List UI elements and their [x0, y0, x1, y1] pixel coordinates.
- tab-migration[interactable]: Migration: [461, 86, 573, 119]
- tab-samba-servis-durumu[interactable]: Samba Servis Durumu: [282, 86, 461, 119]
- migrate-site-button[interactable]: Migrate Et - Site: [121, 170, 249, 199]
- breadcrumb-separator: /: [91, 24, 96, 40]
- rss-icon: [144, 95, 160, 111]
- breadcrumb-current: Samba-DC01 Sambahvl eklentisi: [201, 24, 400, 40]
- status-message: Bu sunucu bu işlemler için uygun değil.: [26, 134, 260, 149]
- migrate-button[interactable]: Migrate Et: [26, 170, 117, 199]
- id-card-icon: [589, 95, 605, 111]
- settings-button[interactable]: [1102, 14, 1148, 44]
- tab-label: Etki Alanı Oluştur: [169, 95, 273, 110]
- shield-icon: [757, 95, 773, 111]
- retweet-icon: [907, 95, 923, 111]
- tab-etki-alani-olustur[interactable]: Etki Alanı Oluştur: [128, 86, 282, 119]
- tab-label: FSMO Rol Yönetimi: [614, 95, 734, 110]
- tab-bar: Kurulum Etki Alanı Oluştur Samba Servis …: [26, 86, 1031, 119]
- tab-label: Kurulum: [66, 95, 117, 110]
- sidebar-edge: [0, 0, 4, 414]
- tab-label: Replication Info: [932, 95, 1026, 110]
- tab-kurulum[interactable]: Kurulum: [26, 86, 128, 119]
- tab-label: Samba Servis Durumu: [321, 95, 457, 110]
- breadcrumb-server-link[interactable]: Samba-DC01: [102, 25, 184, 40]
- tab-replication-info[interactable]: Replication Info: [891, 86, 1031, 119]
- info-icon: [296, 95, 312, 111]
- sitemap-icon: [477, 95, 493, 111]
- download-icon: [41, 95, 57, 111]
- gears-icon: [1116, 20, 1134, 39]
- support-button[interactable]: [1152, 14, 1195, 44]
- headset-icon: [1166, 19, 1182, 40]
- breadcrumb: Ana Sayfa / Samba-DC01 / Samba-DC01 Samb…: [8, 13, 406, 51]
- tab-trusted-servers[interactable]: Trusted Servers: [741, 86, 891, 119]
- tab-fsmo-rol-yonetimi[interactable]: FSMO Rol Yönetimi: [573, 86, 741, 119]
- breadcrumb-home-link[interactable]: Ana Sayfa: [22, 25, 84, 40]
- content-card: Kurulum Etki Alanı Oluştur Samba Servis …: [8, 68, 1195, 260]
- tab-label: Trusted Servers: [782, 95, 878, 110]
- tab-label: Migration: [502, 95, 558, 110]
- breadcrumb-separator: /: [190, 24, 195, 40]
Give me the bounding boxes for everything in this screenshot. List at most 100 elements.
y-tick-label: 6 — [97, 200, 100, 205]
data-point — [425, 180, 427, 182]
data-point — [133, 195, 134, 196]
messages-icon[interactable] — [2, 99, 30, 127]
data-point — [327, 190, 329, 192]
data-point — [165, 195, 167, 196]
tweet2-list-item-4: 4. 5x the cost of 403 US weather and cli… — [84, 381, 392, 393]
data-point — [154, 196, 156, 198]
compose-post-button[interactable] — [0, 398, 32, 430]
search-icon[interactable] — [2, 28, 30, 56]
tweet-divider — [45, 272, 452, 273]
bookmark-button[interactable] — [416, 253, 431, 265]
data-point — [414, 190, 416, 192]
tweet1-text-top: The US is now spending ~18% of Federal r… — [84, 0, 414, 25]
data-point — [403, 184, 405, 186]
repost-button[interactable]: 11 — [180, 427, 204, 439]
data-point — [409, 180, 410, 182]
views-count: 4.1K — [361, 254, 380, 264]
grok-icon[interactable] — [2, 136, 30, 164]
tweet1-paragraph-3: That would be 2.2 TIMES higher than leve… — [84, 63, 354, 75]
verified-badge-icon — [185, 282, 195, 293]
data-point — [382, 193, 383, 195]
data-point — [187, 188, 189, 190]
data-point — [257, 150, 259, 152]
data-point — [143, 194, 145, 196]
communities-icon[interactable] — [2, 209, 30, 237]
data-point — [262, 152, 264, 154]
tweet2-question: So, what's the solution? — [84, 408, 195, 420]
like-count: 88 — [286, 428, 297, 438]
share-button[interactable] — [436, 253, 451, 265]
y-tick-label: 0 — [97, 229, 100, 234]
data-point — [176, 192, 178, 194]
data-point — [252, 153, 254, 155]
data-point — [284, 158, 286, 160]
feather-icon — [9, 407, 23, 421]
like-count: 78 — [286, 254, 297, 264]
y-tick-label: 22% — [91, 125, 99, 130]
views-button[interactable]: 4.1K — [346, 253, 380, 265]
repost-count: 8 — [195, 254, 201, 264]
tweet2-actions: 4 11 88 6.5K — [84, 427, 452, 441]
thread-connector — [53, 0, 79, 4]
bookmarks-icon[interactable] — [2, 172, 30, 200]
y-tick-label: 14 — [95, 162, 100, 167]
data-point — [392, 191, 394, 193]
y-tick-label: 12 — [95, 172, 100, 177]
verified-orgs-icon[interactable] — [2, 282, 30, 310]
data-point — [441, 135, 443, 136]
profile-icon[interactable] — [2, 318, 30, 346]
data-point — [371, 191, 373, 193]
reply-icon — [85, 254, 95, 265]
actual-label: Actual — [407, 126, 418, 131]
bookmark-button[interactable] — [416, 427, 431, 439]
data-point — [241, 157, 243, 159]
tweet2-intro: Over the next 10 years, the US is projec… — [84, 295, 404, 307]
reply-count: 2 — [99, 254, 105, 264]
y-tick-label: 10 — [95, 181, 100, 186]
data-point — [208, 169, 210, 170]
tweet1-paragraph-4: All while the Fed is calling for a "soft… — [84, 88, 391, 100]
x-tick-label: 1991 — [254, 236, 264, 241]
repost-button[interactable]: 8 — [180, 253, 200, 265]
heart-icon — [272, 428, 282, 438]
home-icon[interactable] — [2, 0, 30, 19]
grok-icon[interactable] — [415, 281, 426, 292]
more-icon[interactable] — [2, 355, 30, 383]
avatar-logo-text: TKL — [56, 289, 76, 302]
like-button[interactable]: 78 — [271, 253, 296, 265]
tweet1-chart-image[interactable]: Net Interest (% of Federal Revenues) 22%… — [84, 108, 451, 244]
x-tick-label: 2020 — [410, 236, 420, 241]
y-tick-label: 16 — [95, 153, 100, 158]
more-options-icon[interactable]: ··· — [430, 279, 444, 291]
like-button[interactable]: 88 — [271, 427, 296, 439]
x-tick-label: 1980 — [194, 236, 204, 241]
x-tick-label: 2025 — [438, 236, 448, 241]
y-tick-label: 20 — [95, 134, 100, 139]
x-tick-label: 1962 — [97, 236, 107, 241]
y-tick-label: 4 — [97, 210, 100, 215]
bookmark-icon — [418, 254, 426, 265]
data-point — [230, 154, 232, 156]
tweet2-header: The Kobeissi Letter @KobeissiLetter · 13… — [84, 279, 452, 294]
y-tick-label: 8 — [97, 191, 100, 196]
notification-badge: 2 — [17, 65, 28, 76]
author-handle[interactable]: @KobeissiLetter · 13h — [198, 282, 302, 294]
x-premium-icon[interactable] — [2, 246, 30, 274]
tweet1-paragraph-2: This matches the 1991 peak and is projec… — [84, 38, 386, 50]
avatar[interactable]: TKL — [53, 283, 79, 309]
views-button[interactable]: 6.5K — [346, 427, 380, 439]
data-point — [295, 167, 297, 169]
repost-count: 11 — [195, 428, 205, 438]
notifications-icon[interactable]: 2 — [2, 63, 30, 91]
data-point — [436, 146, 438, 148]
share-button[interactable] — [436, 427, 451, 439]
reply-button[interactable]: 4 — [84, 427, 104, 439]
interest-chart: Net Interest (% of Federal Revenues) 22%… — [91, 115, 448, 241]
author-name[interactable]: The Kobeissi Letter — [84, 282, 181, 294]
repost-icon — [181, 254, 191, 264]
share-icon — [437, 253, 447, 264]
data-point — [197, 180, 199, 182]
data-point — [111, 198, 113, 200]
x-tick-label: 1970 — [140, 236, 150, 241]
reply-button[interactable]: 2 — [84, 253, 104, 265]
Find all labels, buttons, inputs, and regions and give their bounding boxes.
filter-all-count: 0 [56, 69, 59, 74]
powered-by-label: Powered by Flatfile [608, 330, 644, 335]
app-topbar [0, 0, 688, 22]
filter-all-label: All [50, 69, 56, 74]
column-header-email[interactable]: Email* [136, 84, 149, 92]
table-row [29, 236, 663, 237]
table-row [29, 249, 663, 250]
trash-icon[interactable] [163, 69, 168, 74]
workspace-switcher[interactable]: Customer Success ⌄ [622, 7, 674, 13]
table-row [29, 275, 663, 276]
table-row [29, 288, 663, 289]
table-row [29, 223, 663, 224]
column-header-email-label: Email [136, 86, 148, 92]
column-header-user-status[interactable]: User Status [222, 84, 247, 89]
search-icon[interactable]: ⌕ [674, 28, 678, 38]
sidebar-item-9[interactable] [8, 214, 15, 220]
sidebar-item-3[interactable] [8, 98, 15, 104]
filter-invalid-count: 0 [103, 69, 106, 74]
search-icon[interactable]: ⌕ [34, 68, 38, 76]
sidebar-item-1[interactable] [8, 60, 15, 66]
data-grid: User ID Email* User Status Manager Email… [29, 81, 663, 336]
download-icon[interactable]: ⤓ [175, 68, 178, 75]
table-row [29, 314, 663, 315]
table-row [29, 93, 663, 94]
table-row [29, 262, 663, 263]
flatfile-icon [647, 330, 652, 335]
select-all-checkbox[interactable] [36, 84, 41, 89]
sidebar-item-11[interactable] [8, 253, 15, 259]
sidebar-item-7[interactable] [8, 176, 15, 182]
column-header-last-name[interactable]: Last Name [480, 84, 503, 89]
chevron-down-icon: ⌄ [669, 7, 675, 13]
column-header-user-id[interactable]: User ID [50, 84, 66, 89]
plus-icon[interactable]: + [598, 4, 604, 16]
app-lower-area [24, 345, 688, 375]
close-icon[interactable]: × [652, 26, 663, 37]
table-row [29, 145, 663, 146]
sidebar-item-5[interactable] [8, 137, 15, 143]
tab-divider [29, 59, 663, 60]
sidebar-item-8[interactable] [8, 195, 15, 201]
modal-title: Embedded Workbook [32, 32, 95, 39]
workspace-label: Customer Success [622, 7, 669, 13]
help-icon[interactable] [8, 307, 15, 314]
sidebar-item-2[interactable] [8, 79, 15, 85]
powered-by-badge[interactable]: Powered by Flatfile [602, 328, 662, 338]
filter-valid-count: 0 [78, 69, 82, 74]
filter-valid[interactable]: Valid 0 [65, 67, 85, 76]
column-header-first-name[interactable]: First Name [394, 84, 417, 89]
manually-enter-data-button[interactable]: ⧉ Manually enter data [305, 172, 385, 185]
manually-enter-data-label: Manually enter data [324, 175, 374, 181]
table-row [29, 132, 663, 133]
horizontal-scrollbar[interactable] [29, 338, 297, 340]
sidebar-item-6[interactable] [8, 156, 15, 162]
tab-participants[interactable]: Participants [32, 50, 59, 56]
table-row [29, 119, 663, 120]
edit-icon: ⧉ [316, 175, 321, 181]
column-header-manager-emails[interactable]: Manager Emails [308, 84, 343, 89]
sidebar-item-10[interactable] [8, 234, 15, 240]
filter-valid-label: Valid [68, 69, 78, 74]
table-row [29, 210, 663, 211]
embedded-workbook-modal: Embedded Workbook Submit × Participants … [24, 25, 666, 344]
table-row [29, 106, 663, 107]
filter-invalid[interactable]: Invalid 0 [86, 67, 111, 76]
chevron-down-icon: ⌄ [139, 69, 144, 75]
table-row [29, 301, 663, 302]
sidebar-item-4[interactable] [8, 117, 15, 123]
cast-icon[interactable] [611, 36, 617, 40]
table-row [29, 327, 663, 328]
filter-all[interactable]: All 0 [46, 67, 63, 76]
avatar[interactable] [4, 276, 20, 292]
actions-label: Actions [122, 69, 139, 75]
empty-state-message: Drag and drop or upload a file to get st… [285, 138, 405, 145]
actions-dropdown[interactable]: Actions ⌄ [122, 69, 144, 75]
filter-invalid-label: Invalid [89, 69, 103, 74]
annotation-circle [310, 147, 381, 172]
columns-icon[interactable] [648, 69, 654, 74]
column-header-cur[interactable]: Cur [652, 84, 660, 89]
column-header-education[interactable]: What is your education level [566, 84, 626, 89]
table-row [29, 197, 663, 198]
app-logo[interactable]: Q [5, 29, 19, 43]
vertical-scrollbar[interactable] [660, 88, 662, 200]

━━━

Task description:
Convert the lines running from the start of the items through the line containing "- breadcrumb: Ana", both included, into a Markdown table with the columns Row and Line. Number each row, and leave out any blank lines.

Finished task:
| Row | Line |
|---|---|
| 1 | List UI elements and their [x0, y0, x1, y1] pixel coordinates. |
| 2 | - tab-migration[interactable]: Migration: [461, 86, 573, 119] |
| 3 | - tab-samba-servis-durumu[interactable]: Samba Servis Durumu: [282, 86, 461, 119] |
| 4 | - migrate-site-button[interactable]: Migrate Et - Site: [121, 170, 249, 199] |
| 5 | - breadcrumb-separator: /: [91, 24, 96, 40] |
| 6 | - rss-icon: [144, 95, 160, 111] |
| 7 | - breadcrumb-current: Samba-DC01 Sambahvl eklentisi: [201, 24, 400, 40] |
| 8 | - status-message: Bu sunucu bu işlemler için uygun değil.: [26, 134, 260, 149] |
| 9 | - migrate-button[interactable]: Migrate Et: [26, 170, 117, 199] |
| 10 | - id-card-icon: [589, 95, 605, 111] |
| 11 | - settings-button[interactable]: [1102, 14, 1148, 44] |
| 12 | - tab-label: Etki Alanı Oluştur: [169, 95, 273, 110] |
| 13 | - shield-icon: [757, 95, 773, 111] |
| 14 | - retweet-icon: [907, 95, 923, 111] |
| 15 | - tab-etki-alani-olustur[interactable]: Etki Alanı Oluştur: [128, 86, 282, 119] |
| 16 | - tab-label: FSMO Rol Yönetimi: [614, 95, 734, 110] |
| 17 | - tab-bar: Kurulum Etki Alanı Oluştur Samba Servis …: [26, 86, 1031, 119] |
| 18 | - tab-label: Kurulum: [66, 95, 117, 110] |
| 19 | - sidebar-edge: [0, 0, 4, 414] |
| 20 | - tab-label: Replication Info: [932, 95, 1026, 110] |
| 21 | - tab-kurulum[interactable]: Kurulum: [26, 86, 128, 119] |
| 22 | - tab-label: Samba Servis Durumu: [321, 95, 457, 110] |
| 23 | - breadcrumb-server-link[interactable]: Samba-DC01: [102, 25, 184, 40] |
| 24 | - tab-replication-info[interactable]: Replication Info: [891, 86, 1031, 119] |
| 25 | - info-icon: [296, 95, 312, 111] |
| 26 | - sitemap-icon: [477, 95, 493, 111] |
| 27 | - download-icon: [41, 95, 57, 111] |
| 28 | - gears-icon: [1116, 20, 1134, 39] |
| 29 | - support-button[interactable]: [1152, 14, 1195, 44] |
| 30 | - headset-icon: [1166, 19, 1182, 40] |
| 31 | - breadcrumb: Ana Sayfa / Samba-DC01 / Samba-DC01 Samb…: [8, 13, 406, 51] |